TAREFAS A REALIZAR>
[1] Liste todas as organizações mencionadas pelo nome no texto sobre a alta do diesel.
[2] De acordo com o texto sobre a alta do diesel, quantos sindicatos a FUP representa?

TEXTO PARA ANÁLISE>
========================================================================

A Federação Única dos Petroleiros (FUP) voltou a criticar, nesta quarta-feira (18), as “distorções estruturais” que, segundo a entidade, explicam a recente alta do preço do óleo diesel em postos de combustíveis do Brasil.
Em um comunicado à imprensa, a FUP, que representa 14 sindicatos da indústria de óleo e gás, apontou as privatizações realizadas no governo anterior e margens de lucro consideradas abusivas como principais responsáveis pela escalada dos preços.
No contexto atual, em que o preço do petróleo aumenta no mercado internacional devido ao conflito no Irã, a diretora da FUP, Cibele Vieira, afirma que a situação é consequência da falta de controle público sobre a cadeia de combustíveis e da dependência externa.
A Petrobras pode equilibrar preços na refinaria, mas não controla o que ocorre após essa etapa. Sem distribuição pública e com parte do diesel importado, aumenta a possibilidade de reajustes abusivos na cadeia.
A FUP também apresentou dados da Agência Nacional do Petróleo, Gás Natural e Biocombustíveis (ANP), que indicam um aumento de 12% no preço médio do litro do diesel S10 entre a primeira e a segunda semanas de março. O valor médio foi de R$ 6,15 para R$ 6,89.

========================================================================

DADOS BRUTOS>
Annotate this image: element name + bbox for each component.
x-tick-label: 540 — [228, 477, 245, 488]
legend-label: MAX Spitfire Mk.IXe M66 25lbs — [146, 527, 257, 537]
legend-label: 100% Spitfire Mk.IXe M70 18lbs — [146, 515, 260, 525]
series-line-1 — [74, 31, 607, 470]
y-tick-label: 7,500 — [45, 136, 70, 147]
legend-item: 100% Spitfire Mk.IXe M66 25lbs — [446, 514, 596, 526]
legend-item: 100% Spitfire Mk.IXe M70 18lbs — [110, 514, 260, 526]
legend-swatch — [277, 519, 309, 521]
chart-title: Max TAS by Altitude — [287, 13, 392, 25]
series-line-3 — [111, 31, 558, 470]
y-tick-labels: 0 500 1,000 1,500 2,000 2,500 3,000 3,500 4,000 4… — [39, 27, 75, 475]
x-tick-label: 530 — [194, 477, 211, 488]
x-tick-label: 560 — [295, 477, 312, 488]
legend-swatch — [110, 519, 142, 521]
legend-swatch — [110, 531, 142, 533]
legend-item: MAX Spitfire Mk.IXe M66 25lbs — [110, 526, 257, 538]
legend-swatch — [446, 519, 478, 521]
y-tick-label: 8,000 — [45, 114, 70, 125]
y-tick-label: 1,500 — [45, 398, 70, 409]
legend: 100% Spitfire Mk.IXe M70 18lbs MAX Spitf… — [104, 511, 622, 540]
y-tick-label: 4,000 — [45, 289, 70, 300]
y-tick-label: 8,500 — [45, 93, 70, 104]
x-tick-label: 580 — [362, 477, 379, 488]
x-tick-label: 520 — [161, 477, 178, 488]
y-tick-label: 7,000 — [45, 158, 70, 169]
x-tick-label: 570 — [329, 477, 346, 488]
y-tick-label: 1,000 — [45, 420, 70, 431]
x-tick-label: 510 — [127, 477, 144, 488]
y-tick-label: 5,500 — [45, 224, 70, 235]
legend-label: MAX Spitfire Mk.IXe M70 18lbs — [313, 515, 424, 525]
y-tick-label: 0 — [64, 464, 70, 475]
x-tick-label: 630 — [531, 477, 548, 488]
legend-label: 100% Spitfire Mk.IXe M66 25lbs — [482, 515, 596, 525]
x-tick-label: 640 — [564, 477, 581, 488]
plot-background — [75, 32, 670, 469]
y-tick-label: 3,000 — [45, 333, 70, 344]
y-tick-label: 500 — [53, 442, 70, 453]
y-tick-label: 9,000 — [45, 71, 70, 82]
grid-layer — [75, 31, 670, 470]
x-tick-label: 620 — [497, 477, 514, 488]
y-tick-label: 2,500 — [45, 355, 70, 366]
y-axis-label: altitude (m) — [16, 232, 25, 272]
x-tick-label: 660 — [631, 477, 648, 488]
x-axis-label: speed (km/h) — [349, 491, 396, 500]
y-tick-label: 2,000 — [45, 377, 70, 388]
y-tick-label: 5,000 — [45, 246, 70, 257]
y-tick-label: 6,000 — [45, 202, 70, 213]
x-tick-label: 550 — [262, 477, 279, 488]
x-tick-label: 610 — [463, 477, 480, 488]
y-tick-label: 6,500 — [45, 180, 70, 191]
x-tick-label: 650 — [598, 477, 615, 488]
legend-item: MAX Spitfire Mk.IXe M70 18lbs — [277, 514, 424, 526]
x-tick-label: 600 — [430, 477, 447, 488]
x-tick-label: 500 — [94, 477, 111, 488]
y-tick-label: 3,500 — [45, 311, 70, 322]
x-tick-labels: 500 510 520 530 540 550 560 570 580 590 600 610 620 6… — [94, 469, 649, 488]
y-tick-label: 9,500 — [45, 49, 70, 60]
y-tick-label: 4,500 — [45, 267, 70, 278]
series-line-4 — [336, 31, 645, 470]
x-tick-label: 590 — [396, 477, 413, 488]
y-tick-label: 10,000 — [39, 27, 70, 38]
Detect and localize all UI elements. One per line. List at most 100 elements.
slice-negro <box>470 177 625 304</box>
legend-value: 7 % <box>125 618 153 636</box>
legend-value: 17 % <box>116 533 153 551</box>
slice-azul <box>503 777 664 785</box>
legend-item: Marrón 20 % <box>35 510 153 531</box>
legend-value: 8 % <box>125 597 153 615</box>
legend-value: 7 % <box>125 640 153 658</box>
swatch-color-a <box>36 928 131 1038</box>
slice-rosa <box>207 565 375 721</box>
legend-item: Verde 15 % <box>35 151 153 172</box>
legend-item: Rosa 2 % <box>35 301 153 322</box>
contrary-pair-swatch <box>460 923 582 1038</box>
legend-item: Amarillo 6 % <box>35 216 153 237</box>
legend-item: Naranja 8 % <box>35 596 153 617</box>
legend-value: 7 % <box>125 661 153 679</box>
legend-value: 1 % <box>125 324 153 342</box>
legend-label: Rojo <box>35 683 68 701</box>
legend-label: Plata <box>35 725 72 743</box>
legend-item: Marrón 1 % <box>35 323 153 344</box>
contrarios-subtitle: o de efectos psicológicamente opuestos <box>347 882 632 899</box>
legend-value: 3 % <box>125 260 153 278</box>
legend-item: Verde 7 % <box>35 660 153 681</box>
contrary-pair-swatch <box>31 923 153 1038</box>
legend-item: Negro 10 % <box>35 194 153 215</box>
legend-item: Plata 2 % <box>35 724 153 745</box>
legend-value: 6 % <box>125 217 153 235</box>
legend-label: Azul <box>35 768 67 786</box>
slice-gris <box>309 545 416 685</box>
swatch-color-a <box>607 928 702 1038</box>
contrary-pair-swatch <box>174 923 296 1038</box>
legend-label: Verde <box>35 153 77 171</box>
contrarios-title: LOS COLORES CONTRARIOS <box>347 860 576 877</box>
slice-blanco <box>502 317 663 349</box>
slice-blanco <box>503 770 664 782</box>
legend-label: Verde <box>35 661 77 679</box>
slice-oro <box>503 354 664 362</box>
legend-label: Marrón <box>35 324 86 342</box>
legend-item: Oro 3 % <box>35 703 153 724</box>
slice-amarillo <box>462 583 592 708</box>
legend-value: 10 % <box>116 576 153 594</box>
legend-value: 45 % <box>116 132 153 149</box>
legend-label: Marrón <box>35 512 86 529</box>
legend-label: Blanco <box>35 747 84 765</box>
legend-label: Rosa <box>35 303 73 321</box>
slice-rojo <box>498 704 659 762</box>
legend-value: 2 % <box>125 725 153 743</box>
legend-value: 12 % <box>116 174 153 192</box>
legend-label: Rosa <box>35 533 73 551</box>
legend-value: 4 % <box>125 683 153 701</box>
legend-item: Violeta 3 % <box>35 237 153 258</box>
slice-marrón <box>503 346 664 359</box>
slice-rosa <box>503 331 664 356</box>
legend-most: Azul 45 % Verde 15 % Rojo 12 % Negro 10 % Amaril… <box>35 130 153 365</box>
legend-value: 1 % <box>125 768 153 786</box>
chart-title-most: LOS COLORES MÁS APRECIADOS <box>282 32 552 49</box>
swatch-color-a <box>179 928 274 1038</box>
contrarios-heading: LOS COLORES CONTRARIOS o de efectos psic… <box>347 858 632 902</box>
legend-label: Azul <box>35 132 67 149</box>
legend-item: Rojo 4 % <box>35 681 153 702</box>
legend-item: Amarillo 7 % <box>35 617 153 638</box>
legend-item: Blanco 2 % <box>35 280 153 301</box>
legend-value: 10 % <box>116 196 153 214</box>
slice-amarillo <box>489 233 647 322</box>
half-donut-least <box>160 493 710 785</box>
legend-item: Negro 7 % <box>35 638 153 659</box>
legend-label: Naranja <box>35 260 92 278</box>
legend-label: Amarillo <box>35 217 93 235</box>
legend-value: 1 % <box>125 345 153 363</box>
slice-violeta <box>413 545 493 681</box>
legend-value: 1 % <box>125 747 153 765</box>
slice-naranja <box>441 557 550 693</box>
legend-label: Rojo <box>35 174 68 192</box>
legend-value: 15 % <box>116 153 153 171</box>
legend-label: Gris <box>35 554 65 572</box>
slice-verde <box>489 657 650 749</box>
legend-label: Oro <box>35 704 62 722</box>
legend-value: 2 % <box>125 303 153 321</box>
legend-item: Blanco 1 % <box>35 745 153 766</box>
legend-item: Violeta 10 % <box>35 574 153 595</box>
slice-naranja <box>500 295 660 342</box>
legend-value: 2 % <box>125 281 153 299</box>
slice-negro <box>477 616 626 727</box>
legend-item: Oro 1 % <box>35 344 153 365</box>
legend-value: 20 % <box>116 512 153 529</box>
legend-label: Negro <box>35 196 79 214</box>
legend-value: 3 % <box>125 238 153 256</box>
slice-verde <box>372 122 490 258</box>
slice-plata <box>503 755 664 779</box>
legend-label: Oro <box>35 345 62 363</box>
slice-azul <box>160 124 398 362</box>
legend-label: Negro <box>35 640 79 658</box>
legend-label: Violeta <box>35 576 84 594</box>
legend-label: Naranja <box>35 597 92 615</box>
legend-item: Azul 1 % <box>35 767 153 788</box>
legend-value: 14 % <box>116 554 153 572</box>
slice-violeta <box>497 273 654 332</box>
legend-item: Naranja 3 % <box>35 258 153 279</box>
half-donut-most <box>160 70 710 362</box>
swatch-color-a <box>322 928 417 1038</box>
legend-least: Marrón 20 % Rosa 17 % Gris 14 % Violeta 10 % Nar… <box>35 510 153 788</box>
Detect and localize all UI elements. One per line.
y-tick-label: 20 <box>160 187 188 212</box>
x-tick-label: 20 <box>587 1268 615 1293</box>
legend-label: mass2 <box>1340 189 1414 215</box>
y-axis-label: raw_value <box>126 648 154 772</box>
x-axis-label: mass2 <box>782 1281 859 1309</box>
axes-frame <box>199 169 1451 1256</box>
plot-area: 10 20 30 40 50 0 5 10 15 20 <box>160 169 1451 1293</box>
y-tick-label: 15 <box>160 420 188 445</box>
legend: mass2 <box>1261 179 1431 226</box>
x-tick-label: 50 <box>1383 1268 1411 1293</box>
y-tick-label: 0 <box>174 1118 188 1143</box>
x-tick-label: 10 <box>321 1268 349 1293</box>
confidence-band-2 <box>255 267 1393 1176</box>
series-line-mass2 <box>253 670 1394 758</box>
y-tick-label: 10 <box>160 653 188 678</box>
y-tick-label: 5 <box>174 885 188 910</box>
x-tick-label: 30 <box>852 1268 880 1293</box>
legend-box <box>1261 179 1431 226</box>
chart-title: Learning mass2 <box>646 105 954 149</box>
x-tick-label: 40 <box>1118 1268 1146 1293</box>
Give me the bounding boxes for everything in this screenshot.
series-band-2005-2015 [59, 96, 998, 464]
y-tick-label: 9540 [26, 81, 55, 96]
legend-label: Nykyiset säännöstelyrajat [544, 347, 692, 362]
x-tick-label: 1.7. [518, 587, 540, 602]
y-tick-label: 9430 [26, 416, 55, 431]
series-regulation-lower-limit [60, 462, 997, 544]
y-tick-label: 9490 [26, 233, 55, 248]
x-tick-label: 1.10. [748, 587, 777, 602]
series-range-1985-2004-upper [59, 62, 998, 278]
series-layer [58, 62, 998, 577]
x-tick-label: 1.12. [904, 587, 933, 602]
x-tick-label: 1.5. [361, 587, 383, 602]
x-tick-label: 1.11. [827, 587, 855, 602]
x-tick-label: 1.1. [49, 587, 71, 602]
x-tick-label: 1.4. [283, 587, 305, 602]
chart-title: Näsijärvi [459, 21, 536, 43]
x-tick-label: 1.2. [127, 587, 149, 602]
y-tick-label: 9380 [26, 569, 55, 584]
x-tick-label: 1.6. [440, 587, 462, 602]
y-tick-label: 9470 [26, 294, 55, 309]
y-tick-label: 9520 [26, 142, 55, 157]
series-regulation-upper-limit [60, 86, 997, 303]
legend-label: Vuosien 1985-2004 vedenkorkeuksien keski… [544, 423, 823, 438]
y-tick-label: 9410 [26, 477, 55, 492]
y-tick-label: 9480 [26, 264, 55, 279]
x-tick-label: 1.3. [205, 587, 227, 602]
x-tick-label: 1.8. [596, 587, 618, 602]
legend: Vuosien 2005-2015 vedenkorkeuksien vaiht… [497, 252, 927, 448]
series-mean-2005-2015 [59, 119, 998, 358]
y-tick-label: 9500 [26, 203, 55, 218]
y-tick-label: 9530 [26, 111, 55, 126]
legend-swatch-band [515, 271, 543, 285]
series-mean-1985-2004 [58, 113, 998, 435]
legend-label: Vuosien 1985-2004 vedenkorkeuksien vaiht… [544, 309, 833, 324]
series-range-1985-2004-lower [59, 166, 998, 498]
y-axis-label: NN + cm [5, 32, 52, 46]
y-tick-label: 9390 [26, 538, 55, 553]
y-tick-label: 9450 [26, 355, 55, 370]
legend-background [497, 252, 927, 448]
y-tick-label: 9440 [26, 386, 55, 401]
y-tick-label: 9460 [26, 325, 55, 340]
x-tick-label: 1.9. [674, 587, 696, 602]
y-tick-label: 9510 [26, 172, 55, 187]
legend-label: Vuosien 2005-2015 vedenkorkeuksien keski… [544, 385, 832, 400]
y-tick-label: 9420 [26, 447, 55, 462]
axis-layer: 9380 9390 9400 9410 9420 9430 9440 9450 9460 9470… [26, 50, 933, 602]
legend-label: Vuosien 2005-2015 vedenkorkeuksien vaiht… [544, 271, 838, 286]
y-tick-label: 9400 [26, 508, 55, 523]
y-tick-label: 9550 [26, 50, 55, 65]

========================================================================

RESPOSTAS DO EXERCÍCIO>
[1]
- Federação Única dos Petroleiros (FUP)
- Petrobras
- Agência Nacional do Petróleo, Gás Natural e Biocombustíveis (ANP)

[2] A FUP representa 14 sindicatos da indústria de óleo e gás.